> **Goal**
Would you output the whole listing below, exactly as it reads?

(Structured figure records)

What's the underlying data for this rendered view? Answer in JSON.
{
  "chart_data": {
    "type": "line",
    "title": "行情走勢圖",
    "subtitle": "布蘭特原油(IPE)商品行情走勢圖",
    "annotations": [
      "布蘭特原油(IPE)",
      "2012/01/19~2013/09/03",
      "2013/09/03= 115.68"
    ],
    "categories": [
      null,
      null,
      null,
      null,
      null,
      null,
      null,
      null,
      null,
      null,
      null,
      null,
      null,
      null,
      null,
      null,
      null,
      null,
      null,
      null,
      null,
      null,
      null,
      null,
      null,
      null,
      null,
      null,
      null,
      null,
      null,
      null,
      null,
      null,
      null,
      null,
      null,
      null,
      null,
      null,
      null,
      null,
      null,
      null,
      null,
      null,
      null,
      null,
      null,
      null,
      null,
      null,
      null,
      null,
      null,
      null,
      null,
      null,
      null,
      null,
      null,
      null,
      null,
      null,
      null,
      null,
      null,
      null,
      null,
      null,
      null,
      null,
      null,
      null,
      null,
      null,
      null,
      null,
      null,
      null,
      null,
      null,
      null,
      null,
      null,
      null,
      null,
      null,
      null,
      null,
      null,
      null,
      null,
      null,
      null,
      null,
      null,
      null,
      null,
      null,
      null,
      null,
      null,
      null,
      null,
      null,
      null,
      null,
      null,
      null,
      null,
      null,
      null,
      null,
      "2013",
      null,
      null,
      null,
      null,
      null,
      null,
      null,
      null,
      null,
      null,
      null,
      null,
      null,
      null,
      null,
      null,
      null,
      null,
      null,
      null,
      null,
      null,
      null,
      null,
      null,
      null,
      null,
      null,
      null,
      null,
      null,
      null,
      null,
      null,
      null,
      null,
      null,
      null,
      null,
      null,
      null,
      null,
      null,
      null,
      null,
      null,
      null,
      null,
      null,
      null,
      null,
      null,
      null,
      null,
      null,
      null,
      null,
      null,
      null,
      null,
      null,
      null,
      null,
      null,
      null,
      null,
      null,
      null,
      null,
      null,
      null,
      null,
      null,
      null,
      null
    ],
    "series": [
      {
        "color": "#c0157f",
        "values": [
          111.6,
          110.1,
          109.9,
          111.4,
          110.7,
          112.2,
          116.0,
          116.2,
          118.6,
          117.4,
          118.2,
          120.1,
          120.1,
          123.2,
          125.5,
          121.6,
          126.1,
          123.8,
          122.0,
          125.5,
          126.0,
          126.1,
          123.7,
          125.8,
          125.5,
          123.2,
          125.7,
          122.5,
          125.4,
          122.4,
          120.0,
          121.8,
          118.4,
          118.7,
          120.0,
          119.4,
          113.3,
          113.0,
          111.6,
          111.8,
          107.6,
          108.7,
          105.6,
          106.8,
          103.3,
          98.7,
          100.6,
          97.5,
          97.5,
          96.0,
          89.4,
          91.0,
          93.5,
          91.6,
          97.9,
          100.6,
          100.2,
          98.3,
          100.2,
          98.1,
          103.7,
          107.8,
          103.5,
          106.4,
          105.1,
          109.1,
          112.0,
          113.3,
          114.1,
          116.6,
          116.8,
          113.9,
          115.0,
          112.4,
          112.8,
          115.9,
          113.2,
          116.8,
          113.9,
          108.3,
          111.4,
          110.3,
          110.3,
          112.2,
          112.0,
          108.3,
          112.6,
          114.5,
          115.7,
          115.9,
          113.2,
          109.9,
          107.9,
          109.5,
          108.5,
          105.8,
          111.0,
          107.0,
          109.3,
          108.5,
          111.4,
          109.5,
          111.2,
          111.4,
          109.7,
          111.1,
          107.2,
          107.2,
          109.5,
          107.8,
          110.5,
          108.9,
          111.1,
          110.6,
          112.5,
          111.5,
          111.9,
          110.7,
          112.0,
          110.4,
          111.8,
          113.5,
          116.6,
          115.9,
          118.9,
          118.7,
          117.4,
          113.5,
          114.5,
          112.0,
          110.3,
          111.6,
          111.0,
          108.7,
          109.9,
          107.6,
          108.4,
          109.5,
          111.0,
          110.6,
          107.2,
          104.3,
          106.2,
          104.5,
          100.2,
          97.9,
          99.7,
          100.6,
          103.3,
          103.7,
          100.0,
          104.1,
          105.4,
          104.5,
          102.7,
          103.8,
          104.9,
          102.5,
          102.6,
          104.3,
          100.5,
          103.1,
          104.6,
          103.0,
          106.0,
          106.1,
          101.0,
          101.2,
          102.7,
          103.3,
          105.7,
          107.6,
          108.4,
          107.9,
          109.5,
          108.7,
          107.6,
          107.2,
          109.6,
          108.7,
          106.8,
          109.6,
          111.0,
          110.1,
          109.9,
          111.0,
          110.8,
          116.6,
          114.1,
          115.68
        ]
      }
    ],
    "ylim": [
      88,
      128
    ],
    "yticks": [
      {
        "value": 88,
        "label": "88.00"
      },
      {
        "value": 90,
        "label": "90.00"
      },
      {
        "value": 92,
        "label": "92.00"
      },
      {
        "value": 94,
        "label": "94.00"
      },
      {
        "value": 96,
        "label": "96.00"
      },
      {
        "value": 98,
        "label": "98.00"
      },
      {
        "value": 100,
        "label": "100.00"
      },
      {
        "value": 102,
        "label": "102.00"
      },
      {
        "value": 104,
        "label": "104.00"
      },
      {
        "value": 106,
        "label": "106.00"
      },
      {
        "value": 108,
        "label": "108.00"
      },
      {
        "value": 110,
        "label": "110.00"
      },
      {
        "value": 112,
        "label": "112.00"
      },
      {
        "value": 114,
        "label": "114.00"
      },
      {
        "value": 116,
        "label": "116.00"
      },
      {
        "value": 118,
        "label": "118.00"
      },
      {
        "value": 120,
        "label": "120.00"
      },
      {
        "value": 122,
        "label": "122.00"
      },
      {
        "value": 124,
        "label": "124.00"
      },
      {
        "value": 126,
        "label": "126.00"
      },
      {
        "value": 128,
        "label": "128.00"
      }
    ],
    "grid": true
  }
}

> **Expected answer**
What's the underlying data for this rendered view? Answer in JSON.
{
  "chart_data": {
    "type": "line",
    "title": "行情走勢圖",
    "subtitle": "布蘭特原油(IPE)商品行情走勢圖",
    "annotations": [
      "布蘭特原油(IPE)",
      "2012/01/19~2013/09/03",
      "2013/09/03= 115.68"
    ],
    "categories": [
      null,
      null,
      null,
      null,
      null,
      null,
      null,
      null,
      null,
      null,
      null,
      null,
      null,
      null,
      null,
      null,
      null,
      null,
      null,
      null,
      null,
      null,
      null,
      null,
      null,
      null,
      null,
      null,
      null,
      null,
      null,
      null,
      null,
      null,
      null,
      null,
      null,
      null,
      null,
      null,
      null,
      null,
      null,
      null,
      null,
      null,
      null,
      null,
      null,
      null,
      null,
      null,
      null,
      null,
      null,
      null,
      null,
      null,
      null,
      null,
      null,
      null,
      null,
      null,
      null,
      null,
      null,
      null,
      null,
      null,
      null,
      null,
      null,
      null,
      null,
      null,
      null,
      null,
      null,
      null,
      null,
      null,
      null,
      null,
      null,
      null,
      null,
      null,
      null,
      null,
      null,
      null,
      null,
      null,
      null,
      null,
      null,
      null,
      null,
      null,
      null,
      null,
      null,
      null,
      null,
      null,
      null,
      null,
      null,
      null,
      null,
      null,
      null,
      null,
      "2013",
      null,
      null,
      null,
      null,
      null,
      null,
      null,
      null,
      null,
      null,
      null,
      null,
      null,
      null,
      null,
      null,
      null,
      null,
      null,
      null,
      null,
      null,
      null,
      null,
      null,
      null,
      null,
      null,
      null,
      null,
      null,
      null,
      null,
      null,
      null,
      null,
      null,
      null,
      null,
      null,
      null,
      null,
      null,
      null,
      null,
      null,
      null,
      null,
      null,
      null,
      null,
      null,
      null,
      null,
      null,
      null,
      null,
      null,
      null,
      null,
      null,
      null,
      null,
      null,
      null,
      null,
      null,
      null,
      null,
      null,
      null,
      null,
      null,
      null,
      null
    ],
    "series": [
      {
        "color": "#c0157f",
        "values": [
          111.6,
          110.1,
          109.9,
          111.4,
          110.7,
          112.2,
          116.0,
          116.2,
          118.6,
          117.4,
          118.2,
          120.1,
          120.1,
          123.2,
          125.5,
          121.6,
          126.1,
          123.8,
          122.0,
          125.5,
          126.0,
          126.1,
          123.7,
          125.8,
          125.5,
          123.2,
          125.7,
          122.5,
          125.4,
          122.4,
          120.0,
          121.8,
          118.4,
          118.7,
          120.0,
          119.4,
          113.3,
          113.0,
          111.6,
          111.8,
          107.6,
          108.7,
          105.6,
          106.8,
          103.3,
          98.7,
          100.6,
          97.5,
          97.5,
          96.0,
          89.4,
          91.0,
          93.5,
          91.6,
          97.9,
          100.6,
          100.2,
          98.3,
          100.2,
          98.1,
          103.7,
          107.8,
          103.5,
          106.4,
          105.1,
          109.1,
          112.0,
          113.3,
          114.1,
          116.6,
          116.8,
          113.9,
          115.0,
          112.4,
          112.8,
          115.9,
          113.2,
          116.8,
          113.9,
          108.3,
          111.4,
          110.3,
          110.3,
          112.2,
          112.0,
          108.3,
          112.6,
          114.5,
          115.7,
          115.9,
          113.2,
          109.9,
          107.9,
          109.5,
          108.5,
          105.8,
          111.0,
          107.0,
          109.3,
          108.5,
          111.4,
          109.5,
          111.2,
          111.4,
          109.7,
          111.1,
          107.2,
          107.2,
          109.5,
          107.8,
          110.5,
          108.9,
          111.1,
          110.6,
          112.5,
          111.5,
          111.9,
          110.7,
          112.0,
          110.4,
          111.8,
          113.5,
          116.6,
          115.9,
          118.9,
          118.7,
          117.4,
          113.5,
          114.5,
          112.0,
          110.3,
          111.6,
          111.0,
          108.7,
          109.9,
          107.6,
          108.4,
          109.5,
          111.0,
          110.6,
          107.2,
          104.3,
          106.2,
          104.5,
          100.2,
          97.9,
          99.7,
          100.6,
          103.3,
          103.7,
          100.0,
          104.1,
          105.4,
          104.5,
          102.7,
          103.8,
          104.9,
          102.5,
          102.6,
          104.3,
          100.5,
          103.1,
          104.6,
          103.0,
          106.0,
          106.1,
          101.0,
          101.2,
          102.7,
          103.3,
          105.7,
          107.6,
          108.4,
          107.9,
          109.5,
          108.7,
          107.6,
          107.2,
          109.6,
          108.7,
          106.8,
          109.6,
          111.0,
          110.1,
          109.9,
          111.0,
          110.8,
          116.6,
          114.1,
          115.68
        ]
      }
    ],
    "ylim": [
      88,
      128
    ],
    "yticks": [
      {
        "value": 88,
        "label": "88.00"
      },
      {
        "value": 90,
        "label": "90.00"
      },
      {
        "value": 92,
        "label": "92.00"
      },
      {
        "value": 94,
        "label": "94.00"
      },
      {
        "value": 96,
        "label": "96.00"
      },
      {
        "value": 98,
        "label": "98.00"
      },
      {
        "value": 100,
        "label": "100.00"
      },
      {
        "value": 102,
        "label": "102.00"
      },
      {
        "value": 104,
        "label": "104.00"
      },
      {
        "value": 106,
        "label": "106.00"
      },
      {
        "value": 108,
        "label": "108.00"
      },
      {
        "value": 110,
        "label": "110.00"
      },
      {
        "value": 112,
        "label": "112.00"
      },
      {
        "value": 114,
        "label": "114.00"
      },
      {
        "value": 116,
        "label": "116.00"
      },
      {
        "value": 118,
        "label": "118.00"
      },
      {
        "value": 120,
        "label": "120.00"
      },
      {
        "value": 122,
        "label": "122.00"
      },
      {
        "value": 124,
        "label": "124.00"
      },
      {
        "value": 126,
        "label": "126.00"
      },
      {
        "value": 128,
        "label": "128.00"
      }
    ],
    "grid": true
  }
}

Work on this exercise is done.